▶ SUPPLIED RECORDS
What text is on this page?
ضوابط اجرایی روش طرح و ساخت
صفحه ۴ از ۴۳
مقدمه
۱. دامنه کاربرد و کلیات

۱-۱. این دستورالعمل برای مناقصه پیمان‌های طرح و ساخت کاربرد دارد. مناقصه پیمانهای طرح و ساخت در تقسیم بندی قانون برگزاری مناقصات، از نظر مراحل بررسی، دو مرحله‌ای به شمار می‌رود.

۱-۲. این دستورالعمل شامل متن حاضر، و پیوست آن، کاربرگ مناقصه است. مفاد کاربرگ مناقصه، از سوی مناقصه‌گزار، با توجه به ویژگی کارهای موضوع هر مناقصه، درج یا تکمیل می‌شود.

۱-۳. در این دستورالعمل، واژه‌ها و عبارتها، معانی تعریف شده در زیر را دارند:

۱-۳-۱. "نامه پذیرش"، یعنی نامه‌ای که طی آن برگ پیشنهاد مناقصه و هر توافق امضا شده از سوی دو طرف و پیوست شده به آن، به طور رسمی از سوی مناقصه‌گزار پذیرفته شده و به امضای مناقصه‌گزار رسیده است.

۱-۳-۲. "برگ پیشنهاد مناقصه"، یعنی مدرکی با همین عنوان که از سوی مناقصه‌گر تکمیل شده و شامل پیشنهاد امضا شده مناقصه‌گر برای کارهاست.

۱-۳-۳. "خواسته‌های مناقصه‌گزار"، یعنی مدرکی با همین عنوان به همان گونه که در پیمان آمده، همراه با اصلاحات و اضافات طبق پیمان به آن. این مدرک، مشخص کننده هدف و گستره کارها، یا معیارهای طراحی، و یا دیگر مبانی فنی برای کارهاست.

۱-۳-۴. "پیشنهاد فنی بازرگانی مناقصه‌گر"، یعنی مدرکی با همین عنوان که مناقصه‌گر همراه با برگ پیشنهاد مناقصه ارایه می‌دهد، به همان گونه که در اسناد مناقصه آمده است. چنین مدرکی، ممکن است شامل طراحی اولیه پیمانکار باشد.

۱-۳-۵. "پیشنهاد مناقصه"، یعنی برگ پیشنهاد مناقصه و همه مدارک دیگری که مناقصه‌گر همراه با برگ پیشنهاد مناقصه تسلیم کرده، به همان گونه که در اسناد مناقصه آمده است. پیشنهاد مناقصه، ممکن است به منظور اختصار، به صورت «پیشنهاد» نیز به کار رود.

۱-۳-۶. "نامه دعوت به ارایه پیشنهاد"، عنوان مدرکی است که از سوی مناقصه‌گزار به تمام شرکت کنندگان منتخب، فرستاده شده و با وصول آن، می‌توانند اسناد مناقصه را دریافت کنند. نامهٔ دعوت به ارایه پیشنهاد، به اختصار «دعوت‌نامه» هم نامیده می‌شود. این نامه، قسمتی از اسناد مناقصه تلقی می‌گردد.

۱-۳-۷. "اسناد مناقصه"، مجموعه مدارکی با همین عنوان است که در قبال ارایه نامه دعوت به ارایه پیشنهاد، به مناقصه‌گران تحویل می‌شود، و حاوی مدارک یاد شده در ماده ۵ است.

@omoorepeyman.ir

▶ THE TASK
Using the listing, copy every line where the word "یعنی" shows up.

▶ ANSWER FOR THIS EXERCISE
۱-۳-۱. "نامه پذیرش"، یعنی نامه‌ای که طی آن برگ پیشنهاد مناقصه و هر توافق امضا شده از سوی دو طرف و پیوست شده به آن، به طور رسمی از سوی مناقصه‌گزار پذیرفته شده و به امضای مناقصه‌گزار رسیده است.
۱-۳-۲. "برگ پیشنهاد مناقصه"، یعنی مدرکی با همین عنوان که از سوی مناقصه‌گر تکمیل شده و شامل پیشنهاد امضا شده مناقصه‌گر برای کارهاست.
۱-۳-۳. "خواسته‌های مناقصه‌گزار"، یعنی مدرکی با همین عنوان به همان گونه که در پیمان آمده، همراه با اصلاحات و اضافات طبق پیمان به آن. این مدرک، مشخص کننده هدف و گستره کارها، یا معیارهای طراحی، و یا دیگر مبانی فنی برای کارهاست.
۱-۳-۴. "پیشنهاد فنی بازرگانی مناقصه‌گر"، یعنی مدرکی با همین عنوان که مناقصه‌گر همراه با برگ پیشنهاد مناقصه ارایه می‌دهد، به همان گونه که در اسناد مناقصه آمده است. چنین مدرکی، ممکن است شامل طراحی اولیه پیمانکار باشد.
۱-۳-۵. "پیشنهاد مناقصه"، یعنی برگ پیشنهاد مناقصه و همه مدارک دیگری که مناقصه‌گر همراه با برگ پیشنهاد مناقصه تسلیم کرده، به همان گونه که در اسناد مناقصه آمده است. پیشنهاد مناقصه، ممکن است به منظور اختصار، به صورت «پیشنهاد» نیز به کار رود.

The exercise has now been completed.